Set out each line from the following listing that includes the word "Average".

►

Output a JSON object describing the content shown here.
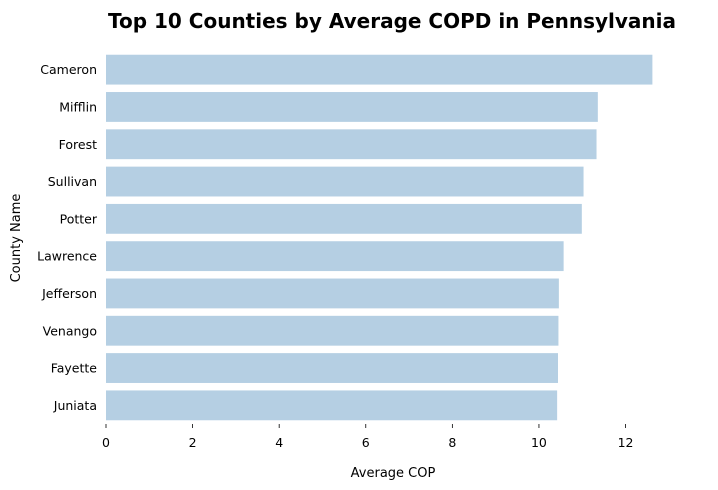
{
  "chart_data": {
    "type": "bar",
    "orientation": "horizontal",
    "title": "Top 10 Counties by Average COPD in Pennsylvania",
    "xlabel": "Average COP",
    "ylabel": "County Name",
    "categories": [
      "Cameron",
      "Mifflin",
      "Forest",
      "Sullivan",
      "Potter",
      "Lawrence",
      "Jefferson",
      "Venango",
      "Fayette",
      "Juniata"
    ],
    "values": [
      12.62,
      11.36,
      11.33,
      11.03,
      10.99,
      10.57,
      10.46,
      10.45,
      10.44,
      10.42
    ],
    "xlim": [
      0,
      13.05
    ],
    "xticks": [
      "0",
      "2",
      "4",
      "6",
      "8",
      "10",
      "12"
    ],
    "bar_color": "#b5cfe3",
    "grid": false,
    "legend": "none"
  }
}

◄

#### ANSWER TO THE EXERCISE
    "title": "Top 10 Counties by Average COPD in Pennsylvania",
    "xlabel": "Average COP",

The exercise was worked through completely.